_Given exercise_
Select the lines that hold the word "latch" and copy each one.
[Begin]
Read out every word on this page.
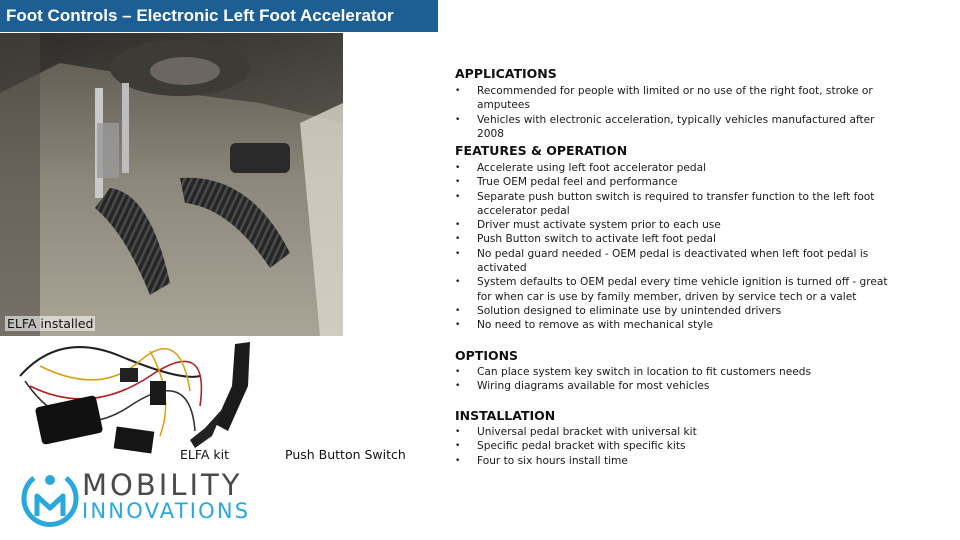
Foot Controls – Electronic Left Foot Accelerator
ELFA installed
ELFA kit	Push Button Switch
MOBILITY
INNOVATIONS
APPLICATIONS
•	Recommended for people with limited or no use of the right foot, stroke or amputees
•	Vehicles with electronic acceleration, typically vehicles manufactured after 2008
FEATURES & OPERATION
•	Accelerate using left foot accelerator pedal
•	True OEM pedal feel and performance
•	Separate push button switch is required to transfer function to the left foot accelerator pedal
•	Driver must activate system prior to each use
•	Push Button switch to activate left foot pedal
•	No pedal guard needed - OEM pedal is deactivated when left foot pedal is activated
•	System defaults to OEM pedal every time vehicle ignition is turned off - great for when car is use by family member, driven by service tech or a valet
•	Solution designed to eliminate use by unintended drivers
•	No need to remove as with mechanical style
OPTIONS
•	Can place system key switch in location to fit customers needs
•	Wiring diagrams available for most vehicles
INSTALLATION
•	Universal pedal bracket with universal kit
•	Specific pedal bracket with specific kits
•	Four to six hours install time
[End]
[Begin]
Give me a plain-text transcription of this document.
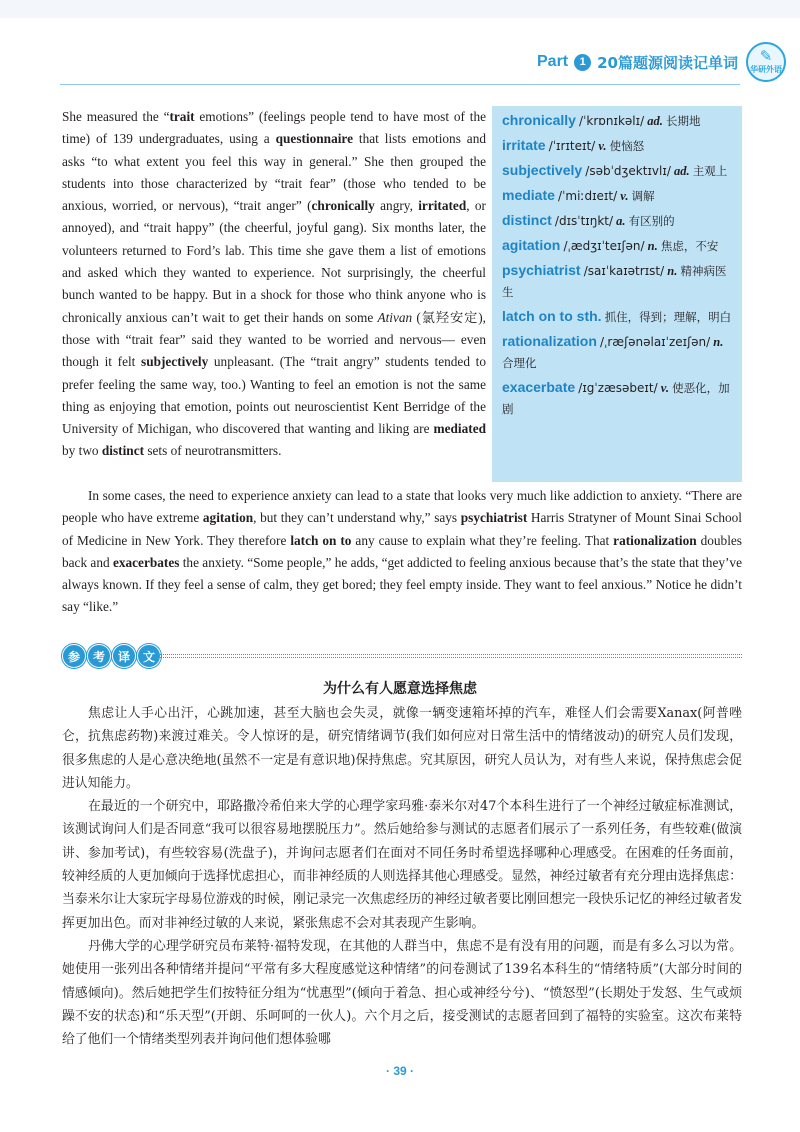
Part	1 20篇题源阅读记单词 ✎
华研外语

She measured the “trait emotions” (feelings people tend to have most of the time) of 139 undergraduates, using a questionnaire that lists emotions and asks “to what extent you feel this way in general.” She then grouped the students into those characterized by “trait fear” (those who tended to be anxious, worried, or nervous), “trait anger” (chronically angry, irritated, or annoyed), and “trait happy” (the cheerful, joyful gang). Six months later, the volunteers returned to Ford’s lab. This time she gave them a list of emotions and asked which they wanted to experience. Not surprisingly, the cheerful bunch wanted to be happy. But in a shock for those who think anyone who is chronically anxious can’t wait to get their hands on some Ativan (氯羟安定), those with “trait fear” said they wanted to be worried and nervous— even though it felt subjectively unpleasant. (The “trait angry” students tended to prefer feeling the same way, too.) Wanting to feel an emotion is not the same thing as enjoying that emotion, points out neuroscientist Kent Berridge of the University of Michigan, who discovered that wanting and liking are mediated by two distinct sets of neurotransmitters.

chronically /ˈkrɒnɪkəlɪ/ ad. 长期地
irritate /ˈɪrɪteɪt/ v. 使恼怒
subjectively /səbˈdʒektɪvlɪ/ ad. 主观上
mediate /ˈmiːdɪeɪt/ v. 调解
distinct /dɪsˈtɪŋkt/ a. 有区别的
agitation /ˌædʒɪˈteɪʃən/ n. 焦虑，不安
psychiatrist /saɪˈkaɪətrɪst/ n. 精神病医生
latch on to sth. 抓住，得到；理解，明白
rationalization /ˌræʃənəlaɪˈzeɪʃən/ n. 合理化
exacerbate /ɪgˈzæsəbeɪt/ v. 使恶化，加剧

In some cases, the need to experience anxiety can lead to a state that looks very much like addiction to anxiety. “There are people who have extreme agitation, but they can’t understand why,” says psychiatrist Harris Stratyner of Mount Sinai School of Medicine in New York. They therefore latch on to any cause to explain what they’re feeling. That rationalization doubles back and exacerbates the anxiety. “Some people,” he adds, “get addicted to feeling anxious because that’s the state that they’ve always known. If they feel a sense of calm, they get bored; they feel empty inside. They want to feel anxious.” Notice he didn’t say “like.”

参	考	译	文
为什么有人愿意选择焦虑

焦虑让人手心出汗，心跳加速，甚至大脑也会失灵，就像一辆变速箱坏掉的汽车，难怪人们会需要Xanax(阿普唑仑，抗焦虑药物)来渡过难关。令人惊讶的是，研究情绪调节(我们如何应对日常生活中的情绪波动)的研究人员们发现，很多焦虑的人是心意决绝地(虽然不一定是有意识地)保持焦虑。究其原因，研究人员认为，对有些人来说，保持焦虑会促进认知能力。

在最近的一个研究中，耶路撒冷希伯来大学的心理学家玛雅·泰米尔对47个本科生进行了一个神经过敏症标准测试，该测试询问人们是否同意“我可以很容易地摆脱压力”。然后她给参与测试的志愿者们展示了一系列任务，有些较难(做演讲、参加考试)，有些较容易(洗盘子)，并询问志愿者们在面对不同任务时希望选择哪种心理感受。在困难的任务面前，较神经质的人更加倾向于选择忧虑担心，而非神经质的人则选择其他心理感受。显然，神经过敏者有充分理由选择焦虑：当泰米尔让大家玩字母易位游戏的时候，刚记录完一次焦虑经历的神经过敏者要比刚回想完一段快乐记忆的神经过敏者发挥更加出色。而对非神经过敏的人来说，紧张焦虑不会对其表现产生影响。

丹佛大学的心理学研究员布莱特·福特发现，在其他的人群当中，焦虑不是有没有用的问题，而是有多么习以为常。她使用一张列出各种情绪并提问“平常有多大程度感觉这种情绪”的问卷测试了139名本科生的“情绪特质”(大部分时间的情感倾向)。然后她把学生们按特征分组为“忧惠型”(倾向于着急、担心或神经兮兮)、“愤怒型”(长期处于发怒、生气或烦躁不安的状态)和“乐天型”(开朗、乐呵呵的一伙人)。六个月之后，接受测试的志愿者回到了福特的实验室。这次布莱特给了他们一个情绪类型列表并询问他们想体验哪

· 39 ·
[End]
_The result_
latch on to sth. 抓住，得到；理解，明白
In some cases, the need to experience anxiety can lead to a state that looks very much like addiction to anxiety. “There are people who have extreme agitation, but they can’t understand why,” says psychiatrist Harris Stratyner of Mount Sinai School of Medicine in New York. They therefore latch on to any cause to explain what they’re feeling. That rationalization doubles back and exacerbates the anxiety. “Some people,” he adds, “get addicted to feeling anxious because that’s the state that they’ve always known. If they feel a sense of calm, they get bored; they feel empty inside. They want to feel anxious.” Notice he didn’t say “like.”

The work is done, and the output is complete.